### What is asked
Determine how many lines hold "Установка" and give only that number.

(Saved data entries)
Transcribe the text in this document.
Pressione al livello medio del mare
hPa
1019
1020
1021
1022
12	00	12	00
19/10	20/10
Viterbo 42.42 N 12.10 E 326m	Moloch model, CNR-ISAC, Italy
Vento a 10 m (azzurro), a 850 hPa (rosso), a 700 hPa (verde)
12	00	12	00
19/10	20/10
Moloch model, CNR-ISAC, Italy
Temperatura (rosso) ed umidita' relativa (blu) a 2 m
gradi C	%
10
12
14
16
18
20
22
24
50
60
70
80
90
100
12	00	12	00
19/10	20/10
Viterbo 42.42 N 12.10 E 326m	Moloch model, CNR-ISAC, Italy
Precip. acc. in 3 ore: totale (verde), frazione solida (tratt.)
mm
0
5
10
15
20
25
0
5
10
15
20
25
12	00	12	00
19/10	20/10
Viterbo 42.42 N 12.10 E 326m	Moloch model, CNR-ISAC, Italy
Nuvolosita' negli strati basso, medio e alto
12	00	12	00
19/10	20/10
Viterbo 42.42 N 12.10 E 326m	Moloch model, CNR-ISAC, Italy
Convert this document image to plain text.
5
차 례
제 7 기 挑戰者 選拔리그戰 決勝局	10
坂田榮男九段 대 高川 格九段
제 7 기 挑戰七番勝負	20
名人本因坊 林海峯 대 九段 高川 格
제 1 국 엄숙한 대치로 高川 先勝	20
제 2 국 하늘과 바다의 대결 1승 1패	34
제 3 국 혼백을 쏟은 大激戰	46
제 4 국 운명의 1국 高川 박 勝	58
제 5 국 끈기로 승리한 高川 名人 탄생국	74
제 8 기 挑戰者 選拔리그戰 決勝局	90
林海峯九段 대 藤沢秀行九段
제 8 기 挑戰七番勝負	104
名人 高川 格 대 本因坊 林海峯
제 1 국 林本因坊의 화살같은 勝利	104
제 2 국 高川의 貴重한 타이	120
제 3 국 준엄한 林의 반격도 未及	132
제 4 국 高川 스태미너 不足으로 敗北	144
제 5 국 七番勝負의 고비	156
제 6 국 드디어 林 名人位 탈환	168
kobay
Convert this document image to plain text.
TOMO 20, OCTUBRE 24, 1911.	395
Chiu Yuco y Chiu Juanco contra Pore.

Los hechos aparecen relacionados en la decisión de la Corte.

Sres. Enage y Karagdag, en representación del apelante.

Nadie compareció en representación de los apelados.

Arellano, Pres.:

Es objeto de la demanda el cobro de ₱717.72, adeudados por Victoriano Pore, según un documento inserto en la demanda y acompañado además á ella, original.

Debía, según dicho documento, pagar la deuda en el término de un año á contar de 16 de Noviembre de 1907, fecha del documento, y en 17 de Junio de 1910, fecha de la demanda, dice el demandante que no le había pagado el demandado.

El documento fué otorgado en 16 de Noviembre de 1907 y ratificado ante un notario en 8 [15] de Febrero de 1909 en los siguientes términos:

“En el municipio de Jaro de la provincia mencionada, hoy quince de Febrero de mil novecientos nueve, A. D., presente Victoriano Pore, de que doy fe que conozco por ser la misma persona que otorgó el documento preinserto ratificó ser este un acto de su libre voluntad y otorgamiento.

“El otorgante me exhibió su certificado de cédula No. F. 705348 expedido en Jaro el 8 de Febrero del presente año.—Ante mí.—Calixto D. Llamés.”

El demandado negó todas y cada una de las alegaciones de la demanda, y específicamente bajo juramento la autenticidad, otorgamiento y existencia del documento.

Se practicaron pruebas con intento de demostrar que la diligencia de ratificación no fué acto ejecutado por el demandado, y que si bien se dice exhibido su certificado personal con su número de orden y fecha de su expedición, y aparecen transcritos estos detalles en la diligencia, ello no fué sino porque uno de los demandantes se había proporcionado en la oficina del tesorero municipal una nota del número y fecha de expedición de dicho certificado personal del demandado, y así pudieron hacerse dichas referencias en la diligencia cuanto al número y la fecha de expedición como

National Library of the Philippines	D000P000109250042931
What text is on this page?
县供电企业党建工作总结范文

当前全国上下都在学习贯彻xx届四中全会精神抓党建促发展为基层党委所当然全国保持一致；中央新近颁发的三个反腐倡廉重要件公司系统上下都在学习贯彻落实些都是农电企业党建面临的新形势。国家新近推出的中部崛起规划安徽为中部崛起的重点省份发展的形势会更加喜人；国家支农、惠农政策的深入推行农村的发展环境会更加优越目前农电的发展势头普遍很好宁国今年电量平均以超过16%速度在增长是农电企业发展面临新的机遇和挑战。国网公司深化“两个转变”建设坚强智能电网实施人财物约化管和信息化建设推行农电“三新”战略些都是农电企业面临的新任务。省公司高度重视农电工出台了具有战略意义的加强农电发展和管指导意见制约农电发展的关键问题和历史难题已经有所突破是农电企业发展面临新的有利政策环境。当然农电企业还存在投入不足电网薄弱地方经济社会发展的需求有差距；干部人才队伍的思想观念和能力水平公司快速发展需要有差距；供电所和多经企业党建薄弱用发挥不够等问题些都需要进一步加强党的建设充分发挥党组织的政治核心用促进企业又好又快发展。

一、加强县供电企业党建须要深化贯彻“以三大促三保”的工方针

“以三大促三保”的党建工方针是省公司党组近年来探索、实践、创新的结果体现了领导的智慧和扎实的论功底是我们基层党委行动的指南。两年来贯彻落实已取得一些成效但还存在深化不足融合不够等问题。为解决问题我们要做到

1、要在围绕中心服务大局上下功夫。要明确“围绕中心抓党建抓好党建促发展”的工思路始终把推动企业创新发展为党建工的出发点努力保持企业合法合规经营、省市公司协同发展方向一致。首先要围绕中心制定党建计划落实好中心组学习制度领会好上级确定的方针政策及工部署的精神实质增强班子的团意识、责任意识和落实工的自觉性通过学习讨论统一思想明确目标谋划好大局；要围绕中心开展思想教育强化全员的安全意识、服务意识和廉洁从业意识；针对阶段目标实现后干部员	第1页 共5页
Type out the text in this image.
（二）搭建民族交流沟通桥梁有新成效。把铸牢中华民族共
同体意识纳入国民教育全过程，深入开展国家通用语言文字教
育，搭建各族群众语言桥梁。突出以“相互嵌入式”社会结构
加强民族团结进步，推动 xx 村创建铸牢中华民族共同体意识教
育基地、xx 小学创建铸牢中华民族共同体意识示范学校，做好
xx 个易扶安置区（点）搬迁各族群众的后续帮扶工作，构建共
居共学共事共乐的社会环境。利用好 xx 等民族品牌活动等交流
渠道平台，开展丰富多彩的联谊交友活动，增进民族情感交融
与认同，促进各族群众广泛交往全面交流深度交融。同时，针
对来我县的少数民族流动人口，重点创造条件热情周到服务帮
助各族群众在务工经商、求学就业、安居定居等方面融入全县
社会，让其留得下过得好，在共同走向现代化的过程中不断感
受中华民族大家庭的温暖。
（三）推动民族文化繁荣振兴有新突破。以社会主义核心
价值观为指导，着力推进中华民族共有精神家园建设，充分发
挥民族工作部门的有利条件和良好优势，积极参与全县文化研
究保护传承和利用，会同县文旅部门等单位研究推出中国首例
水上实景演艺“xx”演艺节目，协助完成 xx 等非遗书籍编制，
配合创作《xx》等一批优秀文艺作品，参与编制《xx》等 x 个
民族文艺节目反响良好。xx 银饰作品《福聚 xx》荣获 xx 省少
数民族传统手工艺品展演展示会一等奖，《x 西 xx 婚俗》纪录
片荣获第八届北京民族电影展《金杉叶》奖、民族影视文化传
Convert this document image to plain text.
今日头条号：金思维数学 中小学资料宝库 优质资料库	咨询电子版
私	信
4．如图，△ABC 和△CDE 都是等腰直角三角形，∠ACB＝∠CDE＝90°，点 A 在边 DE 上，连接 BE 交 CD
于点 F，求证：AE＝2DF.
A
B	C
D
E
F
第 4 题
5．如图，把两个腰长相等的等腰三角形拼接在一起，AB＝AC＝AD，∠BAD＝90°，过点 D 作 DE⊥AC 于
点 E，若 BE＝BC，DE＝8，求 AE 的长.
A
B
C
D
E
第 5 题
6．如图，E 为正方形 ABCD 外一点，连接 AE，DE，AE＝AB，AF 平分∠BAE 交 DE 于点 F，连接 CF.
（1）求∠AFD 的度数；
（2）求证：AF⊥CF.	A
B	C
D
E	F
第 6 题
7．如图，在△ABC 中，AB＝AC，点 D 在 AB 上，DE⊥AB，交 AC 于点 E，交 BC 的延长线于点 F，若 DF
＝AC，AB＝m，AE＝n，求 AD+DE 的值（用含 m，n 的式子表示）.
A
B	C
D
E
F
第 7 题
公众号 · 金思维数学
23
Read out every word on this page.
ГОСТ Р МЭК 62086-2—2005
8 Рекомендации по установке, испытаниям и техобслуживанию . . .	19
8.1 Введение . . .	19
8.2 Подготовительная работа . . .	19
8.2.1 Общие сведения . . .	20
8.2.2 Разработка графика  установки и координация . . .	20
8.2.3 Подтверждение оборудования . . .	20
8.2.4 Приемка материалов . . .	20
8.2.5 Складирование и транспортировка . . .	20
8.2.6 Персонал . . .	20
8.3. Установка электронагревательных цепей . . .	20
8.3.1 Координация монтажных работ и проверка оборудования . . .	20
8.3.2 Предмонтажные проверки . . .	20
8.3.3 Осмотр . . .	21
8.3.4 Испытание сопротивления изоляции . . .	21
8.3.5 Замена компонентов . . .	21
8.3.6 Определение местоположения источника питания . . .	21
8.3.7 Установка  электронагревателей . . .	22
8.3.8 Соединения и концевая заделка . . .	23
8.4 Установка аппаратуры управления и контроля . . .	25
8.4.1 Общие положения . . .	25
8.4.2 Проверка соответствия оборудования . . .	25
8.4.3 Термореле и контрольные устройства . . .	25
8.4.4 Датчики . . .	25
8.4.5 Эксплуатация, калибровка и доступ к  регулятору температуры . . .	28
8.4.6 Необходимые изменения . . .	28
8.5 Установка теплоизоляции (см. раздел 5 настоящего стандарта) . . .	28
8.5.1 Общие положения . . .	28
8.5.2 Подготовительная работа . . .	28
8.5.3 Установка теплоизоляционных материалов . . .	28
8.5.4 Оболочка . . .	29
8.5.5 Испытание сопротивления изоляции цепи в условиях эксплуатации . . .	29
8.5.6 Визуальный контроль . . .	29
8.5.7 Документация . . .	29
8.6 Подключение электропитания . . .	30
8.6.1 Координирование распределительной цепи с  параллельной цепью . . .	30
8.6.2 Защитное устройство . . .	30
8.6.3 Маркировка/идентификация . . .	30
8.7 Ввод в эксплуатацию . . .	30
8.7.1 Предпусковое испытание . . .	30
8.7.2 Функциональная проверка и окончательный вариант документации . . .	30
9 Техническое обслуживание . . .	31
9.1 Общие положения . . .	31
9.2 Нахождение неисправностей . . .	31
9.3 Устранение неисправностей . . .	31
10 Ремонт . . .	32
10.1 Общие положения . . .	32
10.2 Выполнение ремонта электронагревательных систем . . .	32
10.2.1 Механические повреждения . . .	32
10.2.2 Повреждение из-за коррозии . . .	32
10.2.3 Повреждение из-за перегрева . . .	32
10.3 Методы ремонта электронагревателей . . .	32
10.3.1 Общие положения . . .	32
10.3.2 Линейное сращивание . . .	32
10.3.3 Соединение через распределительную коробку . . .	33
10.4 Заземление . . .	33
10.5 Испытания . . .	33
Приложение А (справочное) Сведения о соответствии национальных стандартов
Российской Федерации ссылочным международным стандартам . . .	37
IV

### Completed task
5